**Your task**:
An exact reproduction of the records is required, with all images left out.

**Data shown**:

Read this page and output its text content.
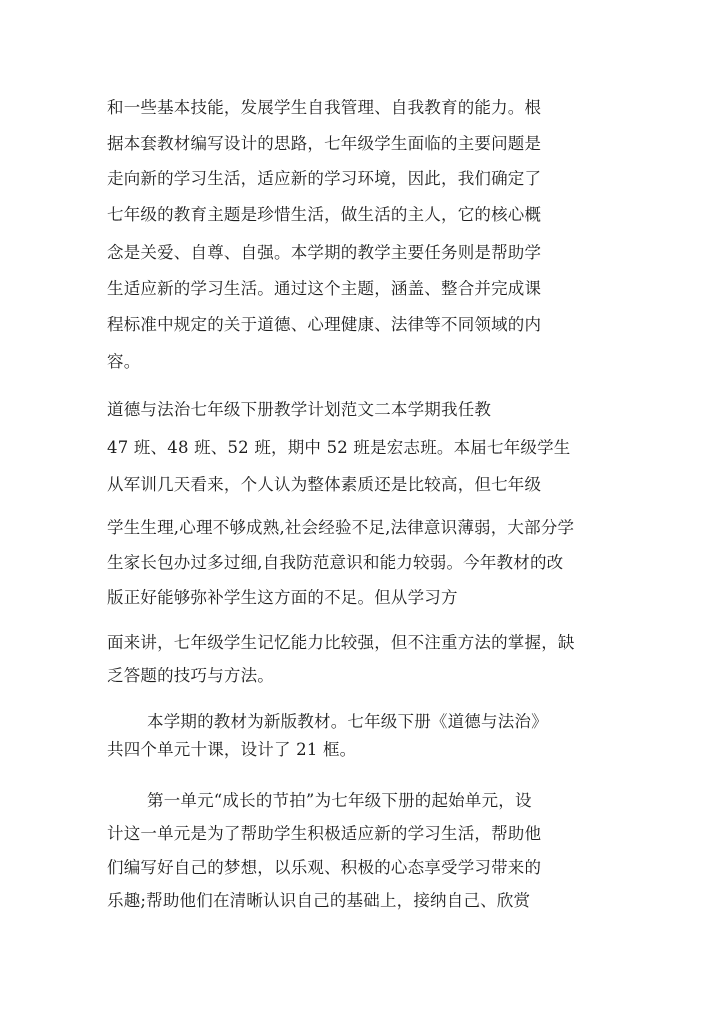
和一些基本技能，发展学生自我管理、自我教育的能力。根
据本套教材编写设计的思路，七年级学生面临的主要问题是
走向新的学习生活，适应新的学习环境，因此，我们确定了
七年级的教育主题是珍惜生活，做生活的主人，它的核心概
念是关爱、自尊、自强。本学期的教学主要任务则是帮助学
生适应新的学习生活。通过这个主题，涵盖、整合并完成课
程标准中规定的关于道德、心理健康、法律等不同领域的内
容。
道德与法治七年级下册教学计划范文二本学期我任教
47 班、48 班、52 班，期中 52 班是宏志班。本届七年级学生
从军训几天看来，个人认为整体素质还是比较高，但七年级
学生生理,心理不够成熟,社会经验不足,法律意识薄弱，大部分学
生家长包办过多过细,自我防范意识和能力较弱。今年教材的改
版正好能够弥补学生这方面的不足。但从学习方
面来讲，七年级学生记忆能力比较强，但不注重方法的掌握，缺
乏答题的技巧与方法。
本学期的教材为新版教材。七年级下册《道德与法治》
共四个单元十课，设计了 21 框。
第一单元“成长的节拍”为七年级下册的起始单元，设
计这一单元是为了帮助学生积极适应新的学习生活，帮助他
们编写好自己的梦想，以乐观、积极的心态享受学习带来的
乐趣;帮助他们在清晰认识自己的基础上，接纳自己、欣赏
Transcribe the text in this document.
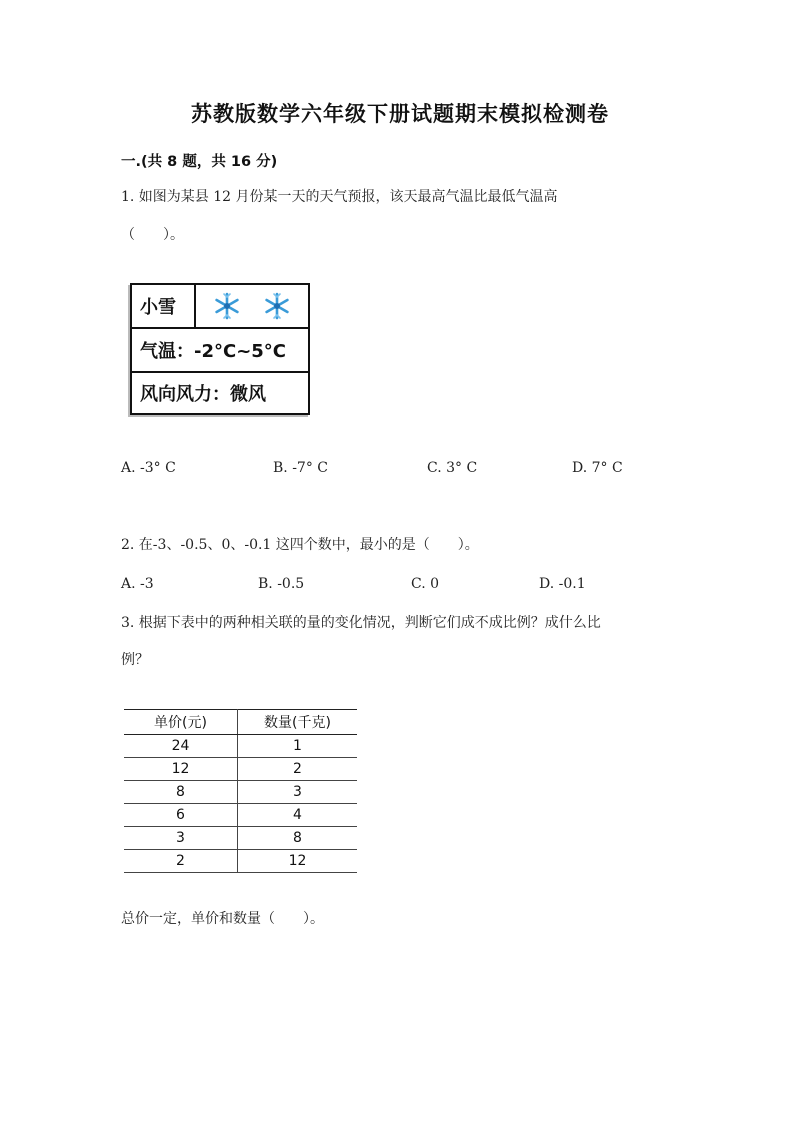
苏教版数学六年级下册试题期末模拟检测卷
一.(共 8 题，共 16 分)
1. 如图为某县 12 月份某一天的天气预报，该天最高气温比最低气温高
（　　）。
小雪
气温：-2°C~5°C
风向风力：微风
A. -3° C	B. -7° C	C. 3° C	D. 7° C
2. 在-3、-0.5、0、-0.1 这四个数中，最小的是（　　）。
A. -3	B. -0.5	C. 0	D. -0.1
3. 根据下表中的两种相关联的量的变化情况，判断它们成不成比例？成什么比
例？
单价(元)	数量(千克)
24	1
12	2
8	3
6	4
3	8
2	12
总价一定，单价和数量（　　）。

**Output below**:
Read this page and output its text content.
和一些基本技能，发展学生自我管理、自我教育的能力。根
据本套教材编写设计的思路，七年级学生面临的主要问题是
走向新的学习生活，适应新的学习环境，因此，我们确定了
七年级的教育主题是珍惜生活，做生活的主人，它的核心概
念是关爱、自尊、自强。本学期的教学主要任务则是帮助学
生适应新的学习生活。通过这个主题，涵盖、整合并完成课
程标准中规定的关于道德、心理健康、法律等不同领域的内
容。
道德与法治七年级下册教学计划范文二本学期我任教
47 班、48 班、52 班，期中 52 班是宏志班。本届七年级学生
从军训几天看来，个人认为整体素质还是比较高，但七年级
学生生理,心理不够成熟,社会经验不足,法律意识薄弱，大部分学
生家长包办过多过细,自我防范意识和能力较弱。今年教材的改
版正好能够弥补学生这方面的不足。但从学习方
面来讲，七年级学生记忆能力比较强，但不注重方法的掌握，缺
乏答题的技巧与方法。
本学期的教材为新版教材。七年级下册《道德与法治》
共四个单元十课，设计了 21 框。
第一单元“成长的节拍”为七年级下册的起始单元，设
计这一单元是为了帮助学生积极适应新的学习生活，帮助他
们编写好自己的梦想，以乐观、积极的心态享受学习带来的
乐趣;帮助他们在清晰认识自己的基础上，接纳自己、欣赏
Transcribe the text in this document.
苏教版数学六年级下册试题期末模拟检测卷
一.(共 8 题，共 16 分)
1. 如图为某县 12 月份某一天的天气预报，该天最高气温比最低气温高
（　　）。
小雪
气温：-2°C~5°C
风向风力：微风
A. -3° C	B. -7° C	C. 3° C	D. 7° C
2. 在-3、-0.5、0、-0.1 这四个数中，最小的是（　　）。
A. -3	B. -0.5	C. 0	D. -0.1
3. 根据下表中的两种相关联的量的变化情况，判断它们成不成比例？成什么比
例？
单价(元)	数量(千克)
24	1
12	2
8	3
6	4
3	8
2	12
总价一定，单价和数量（　　）。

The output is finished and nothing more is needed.